**Problem:**
Put the lines of the records, starting at the first line and ending at the line that contains "list-item: More adaptable", into a Markdown table. Give it two columns: Row, holding a running row number, and Line, holding the line itself. Leave out any blank lines.

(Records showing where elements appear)
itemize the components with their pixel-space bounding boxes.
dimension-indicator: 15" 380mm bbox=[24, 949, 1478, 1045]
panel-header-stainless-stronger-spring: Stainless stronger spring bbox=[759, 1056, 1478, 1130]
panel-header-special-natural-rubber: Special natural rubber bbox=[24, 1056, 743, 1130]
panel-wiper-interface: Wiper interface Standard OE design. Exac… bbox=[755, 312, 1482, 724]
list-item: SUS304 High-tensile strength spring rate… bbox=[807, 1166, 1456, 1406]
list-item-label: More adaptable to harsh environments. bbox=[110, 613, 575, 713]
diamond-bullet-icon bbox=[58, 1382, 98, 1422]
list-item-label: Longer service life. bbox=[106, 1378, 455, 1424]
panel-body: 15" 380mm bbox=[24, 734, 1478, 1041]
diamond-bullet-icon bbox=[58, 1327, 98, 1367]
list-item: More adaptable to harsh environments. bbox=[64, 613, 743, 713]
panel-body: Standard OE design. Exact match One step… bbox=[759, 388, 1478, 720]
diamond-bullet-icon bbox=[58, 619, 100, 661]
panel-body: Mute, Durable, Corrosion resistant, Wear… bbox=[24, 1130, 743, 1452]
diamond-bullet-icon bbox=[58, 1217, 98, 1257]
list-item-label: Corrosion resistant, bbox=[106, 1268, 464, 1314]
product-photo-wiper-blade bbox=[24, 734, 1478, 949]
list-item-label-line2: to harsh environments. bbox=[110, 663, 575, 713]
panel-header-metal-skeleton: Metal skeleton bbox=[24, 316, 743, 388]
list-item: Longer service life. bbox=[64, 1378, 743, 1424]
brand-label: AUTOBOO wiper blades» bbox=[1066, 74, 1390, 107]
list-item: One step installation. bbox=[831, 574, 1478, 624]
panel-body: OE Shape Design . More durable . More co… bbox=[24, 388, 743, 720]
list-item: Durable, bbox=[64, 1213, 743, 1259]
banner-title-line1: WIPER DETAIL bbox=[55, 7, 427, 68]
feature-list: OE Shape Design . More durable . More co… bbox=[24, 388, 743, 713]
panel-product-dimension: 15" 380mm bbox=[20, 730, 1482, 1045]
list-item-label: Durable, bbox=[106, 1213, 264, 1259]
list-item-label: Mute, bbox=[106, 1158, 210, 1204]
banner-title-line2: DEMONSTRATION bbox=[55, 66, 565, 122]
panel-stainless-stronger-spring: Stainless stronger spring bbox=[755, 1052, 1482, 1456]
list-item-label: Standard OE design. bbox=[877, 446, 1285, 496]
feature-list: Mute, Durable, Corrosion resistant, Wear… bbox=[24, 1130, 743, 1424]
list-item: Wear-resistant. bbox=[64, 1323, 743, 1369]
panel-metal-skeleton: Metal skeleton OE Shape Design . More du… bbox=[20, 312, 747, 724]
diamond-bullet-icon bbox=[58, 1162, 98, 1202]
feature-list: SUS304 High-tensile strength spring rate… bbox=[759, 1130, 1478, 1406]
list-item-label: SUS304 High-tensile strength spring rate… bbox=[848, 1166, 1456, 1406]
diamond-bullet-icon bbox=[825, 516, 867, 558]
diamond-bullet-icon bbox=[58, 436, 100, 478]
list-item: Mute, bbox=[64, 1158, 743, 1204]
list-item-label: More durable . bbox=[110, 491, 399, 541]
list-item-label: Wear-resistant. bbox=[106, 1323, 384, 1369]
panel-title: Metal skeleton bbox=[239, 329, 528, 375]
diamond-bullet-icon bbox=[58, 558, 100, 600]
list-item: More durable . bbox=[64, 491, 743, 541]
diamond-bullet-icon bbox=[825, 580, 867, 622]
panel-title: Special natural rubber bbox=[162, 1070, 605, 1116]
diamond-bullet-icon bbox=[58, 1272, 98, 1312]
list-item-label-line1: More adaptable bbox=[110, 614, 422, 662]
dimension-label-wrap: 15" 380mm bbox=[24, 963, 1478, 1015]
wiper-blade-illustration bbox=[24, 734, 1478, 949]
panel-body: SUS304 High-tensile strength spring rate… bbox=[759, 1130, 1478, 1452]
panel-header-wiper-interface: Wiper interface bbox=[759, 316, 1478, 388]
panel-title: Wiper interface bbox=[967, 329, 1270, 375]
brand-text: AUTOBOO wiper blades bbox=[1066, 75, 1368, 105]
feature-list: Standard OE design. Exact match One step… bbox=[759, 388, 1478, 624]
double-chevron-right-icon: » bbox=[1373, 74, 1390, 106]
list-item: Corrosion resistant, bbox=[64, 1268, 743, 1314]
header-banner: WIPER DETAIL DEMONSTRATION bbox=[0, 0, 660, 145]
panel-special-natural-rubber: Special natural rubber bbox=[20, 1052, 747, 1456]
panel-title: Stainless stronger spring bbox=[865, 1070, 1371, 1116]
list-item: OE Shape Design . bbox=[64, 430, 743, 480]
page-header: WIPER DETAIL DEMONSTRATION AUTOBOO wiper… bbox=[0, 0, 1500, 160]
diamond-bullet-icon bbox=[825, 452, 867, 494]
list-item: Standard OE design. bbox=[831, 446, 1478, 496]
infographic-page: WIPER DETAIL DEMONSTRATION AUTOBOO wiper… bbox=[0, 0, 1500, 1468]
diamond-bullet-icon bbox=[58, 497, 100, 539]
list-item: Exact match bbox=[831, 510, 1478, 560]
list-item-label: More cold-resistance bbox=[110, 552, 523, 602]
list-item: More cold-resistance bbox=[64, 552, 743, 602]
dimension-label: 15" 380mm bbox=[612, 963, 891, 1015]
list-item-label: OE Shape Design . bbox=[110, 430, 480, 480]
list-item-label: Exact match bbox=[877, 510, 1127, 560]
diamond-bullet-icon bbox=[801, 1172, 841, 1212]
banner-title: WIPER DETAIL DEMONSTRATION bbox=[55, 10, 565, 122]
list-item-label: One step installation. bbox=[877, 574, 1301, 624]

**Completed exercise:**
| Row | Line |
|---|---|
| 1 | itemize the components with their pixel-space bounding boxes. |
| 2 | dimension-indicator: 15" 380mm bbox=[24, 949, 1478, 1045] |
| 3 | panel-header-stainless-stronger-spring: Stainless stronger spring bbox=[759, 1056, 1478, 1130] |
| 4 | panel-header-special-natural-rubber: Special natural rubber bbox=[24, 1056, 743, 1130] |
| 5 | panel-wiper-interface: Wiper interface Standard OE design. Exac… bbox=[755, 312, 1482, 724] |
| 6 | list-item: SUS304 High-tensile strength spring rate… bbox=[807, 1166, 1456, 1406] |
| 7 | list-item-label: More adaptable to harsh environments. bbox=[110, 613, 575, 713] |
| 8 | diamond-bullet-icon bbox=[58, 1382, 98, 1422] |
| 9 | list-item-label: Longer service life. bbox=[106, 1378, 455, 1424] |
| 10 | panel-body: 15" 380mm bbox=[24, 734, 1478, 1041] |
| 11 | diamond-bullet-icon bbox=[58, 1327, 98, 1367] |
| 12 | list-item: More adaptable to harsh environments. bbox=[64, 613, 743, 713] |